Dataset rows about figures
★ ★ ★ ★ ★ ★ ★

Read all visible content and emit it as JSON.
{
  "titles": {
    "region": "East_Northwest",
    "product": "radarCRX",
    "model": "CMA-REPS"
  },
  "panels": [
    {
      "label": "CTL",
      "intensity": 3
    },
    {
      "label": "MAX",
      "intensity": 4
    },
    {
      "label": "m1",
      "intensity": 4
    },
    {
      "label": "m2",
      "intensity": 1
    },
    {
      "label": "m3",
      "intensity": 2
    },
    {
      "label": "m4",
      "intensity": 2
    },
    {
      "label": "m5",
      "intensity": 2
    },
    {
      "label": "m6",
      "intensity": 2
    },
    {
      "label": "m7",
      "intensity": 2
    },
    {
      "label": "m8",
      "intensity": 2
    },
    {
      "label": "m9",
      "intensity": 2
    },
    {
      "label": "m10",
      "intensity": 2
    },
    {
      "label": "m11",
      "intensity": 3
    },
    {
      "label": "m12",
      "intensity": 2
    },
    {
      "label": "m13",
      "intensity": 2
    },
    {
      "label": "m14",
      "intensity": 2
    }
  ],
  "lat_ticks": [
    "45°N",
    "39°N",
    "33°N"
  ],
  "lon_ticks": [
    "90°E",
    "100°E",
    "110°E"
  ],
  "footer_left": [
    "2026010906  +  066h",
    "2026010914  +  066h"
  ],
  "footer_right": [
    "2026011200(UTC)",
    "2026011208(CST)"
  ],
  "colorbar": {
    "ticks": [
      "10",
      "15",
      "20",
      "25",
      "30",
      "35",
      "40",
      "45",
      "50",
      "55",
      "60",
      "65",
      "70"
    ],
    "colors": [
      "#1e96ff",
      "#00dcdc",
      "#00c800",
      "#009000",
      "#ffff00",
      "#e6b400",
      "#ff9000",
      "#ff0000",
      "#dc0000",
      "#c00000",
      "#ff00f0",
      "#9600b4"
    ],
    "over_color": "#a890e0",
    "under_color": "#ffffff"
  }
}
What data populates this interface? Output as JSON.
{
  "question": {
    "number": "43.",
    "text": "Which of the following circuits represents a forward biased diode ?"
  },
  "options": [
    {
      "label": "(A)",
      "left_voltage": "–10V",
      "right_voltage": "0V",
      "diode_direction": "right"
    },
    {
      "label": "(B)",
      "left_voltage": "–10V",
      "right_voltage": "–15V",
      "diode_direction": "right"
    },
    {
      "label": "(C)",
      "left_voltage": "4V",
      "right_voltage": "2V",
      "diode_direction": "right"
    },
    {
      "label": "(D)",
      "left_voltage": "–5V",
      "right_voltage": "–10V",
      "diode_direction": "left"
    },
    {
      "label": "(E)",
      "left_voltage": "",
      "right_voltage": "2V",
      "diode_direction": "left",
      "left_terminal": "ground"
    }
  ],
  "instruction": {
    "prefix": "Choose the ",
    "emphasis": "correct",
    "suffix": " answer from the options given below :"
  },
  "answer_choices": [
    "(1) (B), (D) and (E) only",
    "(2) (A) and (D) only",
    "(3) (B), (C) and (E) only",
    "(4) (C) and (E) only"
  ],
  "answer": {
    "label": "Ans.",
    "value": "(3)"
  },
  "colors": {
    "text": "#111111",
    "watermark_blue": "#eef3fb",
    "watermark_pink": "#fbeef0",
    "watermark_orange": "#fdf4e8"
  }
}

★ ★ ★ ★ ★ ★ ★

> **Task statement**
Exactly as written, please output every entry.

> **Exercise solution**
Read all visible content and emit it as JSON.
{
  "titles": {
    "region": "East_Northwest",
    "product": "radarCRX",
    "model": "CMA-REPS"
  },
  "panels": [
    {
      "label": "CTL",
      "intensity": 3
    },
    {
      "label": "MAX",
      "intensity": 4
    },
    {
      "label": "m1",
      "intensity": 4
    },
    {
      "label": "m2",
      "intensity": 1
    },
    {
      "label": "m3",
      "intensity": 2
    },
    {
      "label": "m4",
      "intensity": 2
    },
    {
      "label": "m5",
      "intensity": 2
    },
    {
      "label": "m6",
      "intensity": 2
    },
    {
      "label": "m7",
      "intensity": 2
    },
    {
      "label": "m8",
      "intensity": 2
    },
    {
      "label": "m9",
      "intensity": 2
    },
    {
      "label": "m10",
      "intensity": 2
    },
    {
      "label": "m11",
      "intensity": 3
    },
    {
      "label": "m12",
      "intensity": 2
    },
    {
      "label": "m13",
      "intensity": 2
    },
    {
      "label": "m14",
      "intensity": 2
    }
  ],
  "lat_ticks": [
    "45°N",
    "39°N",
    "33°N"
  ],
  "lon_ticks": [
    "90°E",
    "100°E",
    "110°E"
  ],
  "footer_left": [
    "2026010906  +  066h",
    "2026010914  +  066h"
  ],
  "footer_right": [
    "2026011200(UTC)",
    "2026011208(CST)"
  ],
  "colorbar": {
    "ticks": [
      "10",
      "15",
      "20",
      "25",
      "30",
      "35",
      "40",
      "45",
      "50",
      "55",
      "60",
      "65",
      "70"
    ],
    "colors": [
      "#1e96ff",
      "#00dcdc",
      "#00c800",
      "#009000",
      "#ffff00",
      "#e6b400",
      "#ff9000",
      "#ff0000",
      "#dc0000",
      "#c00000",
      "#ff00f0",
      "#9600b4"
    ],
    "over_color": "#a890e0",
    "under_color": "#ffffff"
  }
}
What data populates this interface? Output as JSON.
{
  "question": {
    "number": "43.",
    "text": "Which of the following circuits represents a forward biased diode ?"
  },
  "options": [
    {
      "label": "(A)",
      "left_voltage": "–10V",
      "right_voltage": "0V",
      "diode_direction": "right"
    },
    {
      "label": "(B)",
      "left_voltage": "–10V",
      "right_voltage": "–15V",
      "diode_direction": "right"
    },
    {
      "label": "(C)",
      "left_voltage": "4V",
      "right_voltage": "2V",
      "diode_direction": "right"
    },
    {
      "label": "(D)",
      "left_voltage": "–5V",
      "right_voltage": "–10V",
      "diode_direction": "left"
    },
    {
      "label": "(E)",
      "left_voltage": "",
      "right_voltage": "2V",
      "diode_direction": "left",
      "left_terminal": "ground"
    }
  ],
  "instruction": {
    "prefix": "Choose the ",
    "emphasis": "correct",
    "suffix": " answer from the options given below :"
  },
  "answer_choices": [
    "(1) (B), (D) and (E) only",
    "(2) (A) and (D) only",
    "(3) (B), (C) and (E) only",
    "(4) (C) and (E) only"
  ],
  "answer": {
    "label": "Ans.",
    "value": "(3)"
  },
  "colors": {
    "text": "#111111",
    "watermark_blue": "#eef3fb",
    "watermark_pink": "#fbeef0",
    "watermark_orange": "#fdf4e8"
  }
}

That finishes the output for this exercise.